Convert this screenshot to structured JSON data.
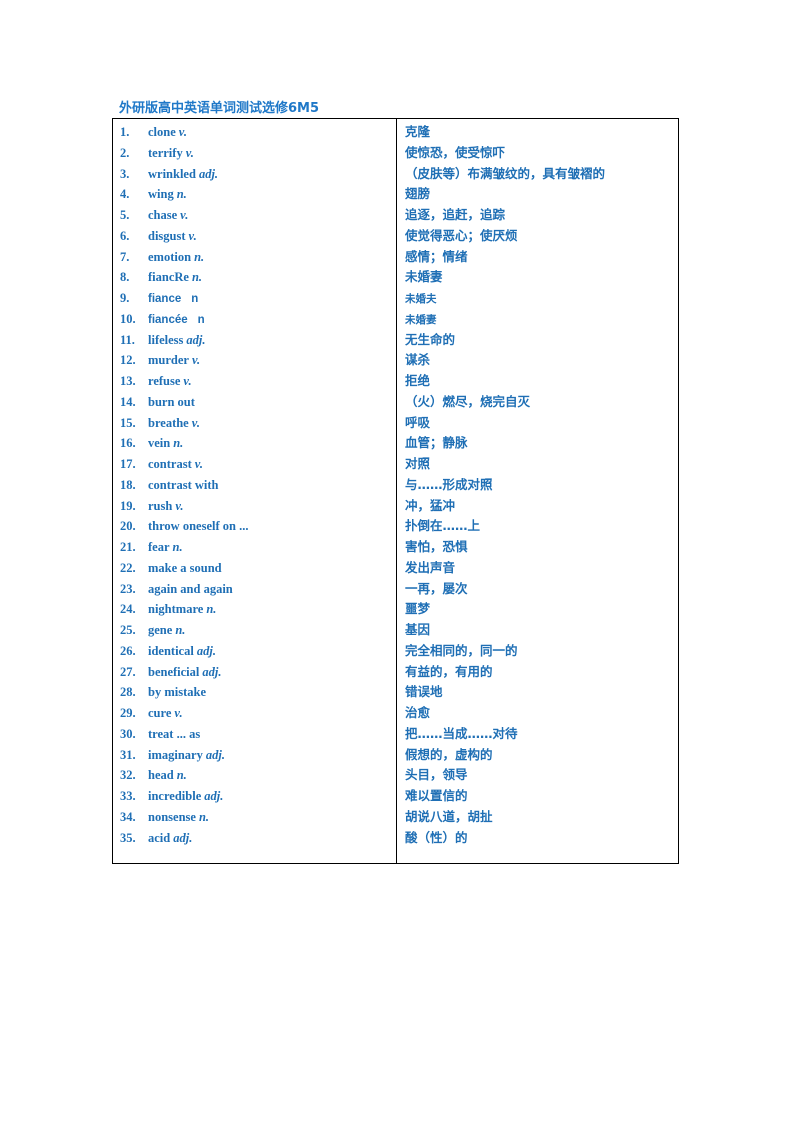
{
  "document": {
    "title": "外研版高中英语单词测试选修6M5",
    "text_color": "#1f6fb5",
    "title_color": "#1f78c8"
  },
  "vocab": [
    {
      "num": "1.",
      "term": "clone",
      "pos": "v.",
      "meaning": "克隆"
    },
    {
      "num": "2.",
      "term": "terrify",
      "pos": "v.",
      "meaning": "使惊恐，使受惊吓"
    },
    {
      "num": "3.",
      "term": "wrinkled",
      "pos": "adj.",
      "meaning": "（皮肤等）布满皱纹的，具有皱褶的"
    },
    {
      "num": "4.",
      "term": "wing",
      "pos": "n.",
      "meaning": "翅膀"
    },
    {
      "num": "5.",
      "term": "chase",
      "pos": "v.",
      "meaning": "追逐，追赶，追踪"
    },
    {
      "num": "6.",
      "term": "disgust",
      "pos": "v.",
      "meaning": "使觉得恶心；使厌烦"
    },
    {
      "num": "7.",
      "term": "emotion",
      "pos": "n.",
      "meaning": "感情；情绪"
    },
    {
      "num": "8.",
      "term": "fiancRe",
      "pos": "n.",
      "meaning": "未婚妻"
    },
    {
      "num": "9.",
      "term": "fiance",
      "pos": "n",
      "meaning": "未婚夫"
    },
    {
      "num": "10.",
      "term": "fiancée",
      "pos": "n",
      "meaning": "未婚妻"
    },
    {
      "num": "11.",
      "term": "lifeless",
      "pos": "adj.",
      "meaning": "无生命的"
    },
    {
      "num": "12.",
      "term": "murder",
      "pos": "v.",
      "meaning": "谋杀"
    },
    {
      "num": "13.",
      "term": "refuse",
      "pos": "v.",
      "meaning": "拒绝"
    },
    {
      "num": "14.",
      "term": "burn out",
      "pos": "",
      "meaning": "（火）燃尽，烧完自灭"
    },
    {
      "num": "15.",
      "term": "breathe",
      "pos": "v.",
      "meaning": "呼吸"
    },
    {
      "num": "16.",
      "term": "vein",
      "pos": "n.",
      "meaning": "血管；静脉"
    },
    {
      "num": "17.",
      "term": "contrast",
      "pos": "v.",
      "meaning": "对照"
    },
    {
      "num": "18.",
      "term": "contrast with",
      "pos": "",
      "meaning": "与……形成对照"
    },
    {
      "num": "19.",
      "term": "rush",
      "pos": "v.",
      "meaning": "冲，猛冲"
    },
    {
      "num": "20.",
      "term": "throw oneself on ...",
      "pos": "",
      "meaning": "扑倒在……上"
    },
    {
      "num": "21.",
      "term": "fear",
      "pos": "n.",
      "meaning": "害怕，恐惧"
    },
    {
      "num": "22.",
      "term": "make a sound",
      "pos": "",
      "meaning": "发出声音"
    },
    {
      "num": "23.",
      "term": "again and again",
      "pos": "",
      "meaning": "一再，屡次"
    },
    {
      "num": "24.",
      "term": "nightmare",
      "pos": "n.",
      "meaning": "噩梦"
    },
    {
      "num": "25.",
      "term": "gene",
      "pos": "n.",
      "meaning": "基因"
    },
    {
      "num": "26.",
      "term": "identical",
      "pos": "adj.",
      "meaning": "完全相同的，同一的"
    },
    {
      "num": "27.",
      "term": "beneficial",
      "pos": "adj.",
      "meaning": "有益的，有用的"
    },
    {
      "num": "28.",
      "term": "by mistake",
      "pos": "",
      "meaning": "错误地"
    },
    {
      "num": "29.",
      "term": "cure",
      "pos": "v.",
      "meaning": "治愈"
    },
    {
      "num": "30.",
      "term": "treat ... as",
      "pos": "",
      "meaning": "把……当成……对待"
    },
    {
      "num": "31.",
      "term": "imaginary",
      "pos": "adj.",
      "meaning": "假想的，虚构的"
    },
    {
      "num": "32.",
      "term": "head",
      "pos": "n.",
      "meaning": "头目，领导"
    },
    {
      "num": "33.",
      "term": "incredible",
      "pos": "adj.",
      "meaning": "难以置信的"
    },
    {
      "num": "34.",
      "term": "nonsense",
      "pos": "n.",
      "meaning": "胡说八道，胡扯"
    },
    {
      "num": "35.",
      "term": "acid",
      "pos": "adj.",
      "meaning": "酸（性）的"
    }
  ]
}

__________________________________________________

- **What the exercise asks**: Output a faithful copy of the data, with each picture left out.

- **Worked answer**:
Convert this screenshot to structured JSON data.
{
  "document": {
    "title": "外研版高中英语单词测试选修6M5",
    "text_color": "#1f6fb5",
    "title_color": "#1f78c8"
  },
  "vocab": [
    {
      "num": "1.",
      "term": "clone",
      "pos": "v.",
      "meaning": "克隆"
    },
    {
      "num": "2.",
      "term": "terrify",
      "pos": "v.",
      "meaning": "使惊恐，使受惊吓"
    },
    {
      "num": "3.",
      "term": "wrinkled",
      "pos": "adj.",
      "meaning": "（皮肤等）布满皱纹的，具有皱褶的"
    },
    {
      "num": "4.",
      "term": "wing",
      "pos": "n.",
      "meaning": "翅膀"
    },
    {
      "num": "5.",
      "term": "chase",
      "pos": "v.",
      "meaning": "追逐，追赶，追踪"
    },
    {
      "num": "6.",
      "term": "disgust",
      "pos": "v.",
      "meaning": "使觉得恶心；使厌烦"
    },
    {
      "num": "7.",
      "term": "emotion",
      "pos": "n.",
      "meaning": "感情；情绪"
    },
    {
      "num": "8.",
      "term": "fiancRe",
      "pos": "n.",
      "meaning": "未婚妻"
    },
    {
      "num": "9.",
      "term": "fiance",
      "pos": "n",
      "meaning": "未婚夫"
    },
    {
      "num": "10.",
      "term": "fiancée",
      "pos": "n",
      "meaning": "未婚妻"
    },
    {
      "num": "11.",
      "term": "lifeless",
      "pos": "adj.",
      "meaning": "无生命的"
    },
    {
      "num": "12.",
      "term": "murder",
      "pos": "v.",
      "meaning": "谋杀"
    },
    {
      "num": "13.",
      "term": "refuse",
      "pos": "v.",
      "meaning": "拒绝"
    },
    {
      "num": "14.",
      "term": "burn out",
      "pos": "",
      "meaning": "（火）燃尽，烧完自灭"
    },
    {
      "num": "15.",
      "term": "breathe",
      "pos": "v.",
      "meaning": "呼吸"
    },
    {
      "num": "16.",
      "term": "vein",
      "pos": "n.",
      "meaning": "血管；静脉"
    },
    {
      "num": "17.",
      "term": "contrast",
      "pos": "v.",
      "meaning": "对照"
    },
    {
      "num": "18.",
      "term": "contrast with",
      "pos": "",
      "meaning": "与……形成对照"
    },
    {
      "num": "19.",
      "term": "rush",
      "pos": "v.",
      "meaning": "冲，猛冲"
    },
    {
      "num": "20.",
      "term": "throw oneself on ...",
      "pos": "",
      "meaning": "扑倒在……上"
    },
    {
      "num": "21.",
      "term": "fear",
      "pos": "n.",
      "meaning": "害怕，恐惧"
    },
    {
      "num": "22.",
      "term": "make a sound",
      "pos": "",
      "meaning": "发出声音"
    },
    {
      "num": "23.",
      "term": "again and again",
      "pos": "",
      "meaning": "一再，屡次"
    },
    {
      "num": "24.",
      "term": "nightmare",
      "pos": "n.",
      "meaning": "噩梦"
    },
    {
      "num": "25.",
      "term": "gene",
      "pos": "n.",
      "meaning": "基因"
    },
    {
      "num": "26.",
      "term": "identical",
      "pos": "adj.",
      "meaning": "完全相同的，同一的"
    },
    {
      "num": "27.",
      "term": "beneficial",
      "pos": "adj.",
      "meaning": "有益的，有用的"
    },
    {
      "num": "28.",
      "term": "by mistake",
      "pos": "",
      "meaning": "错误地"
    },
    {
      "num": "29.",
      "term": "cure",
      "pos": "v.",
      "meaning": "治愈"
    },
    {
      "num": "30.",
      "term": "treat ... as",
      "pos": "",
      "meaning": "把……当成……对待"
    },
    {
      "num": "31.",
      "term": "imaginary",
      "pos": "adj.",
      "meaning": "假想的，虚构的"
    },
    {
      "num": "32.",
      "term": "head",
      "pos": "n.",
      "meaning": "头目，领导"
    },
    {
      "num": "33.",
      "term": "incredible",
      "pos": "adj.",
      "meaning": "难以置信的"
    },
    {
      "num": "34.",
      "term": "nonsense",
      "pos": "n.",
      "meaning": "胡说八道，胡扯"
    },
    {
      "num": "35.",
      "term": "acid",
      "pos": "adj.",
      "meaning": "酸（性）的"
    }
  ]
}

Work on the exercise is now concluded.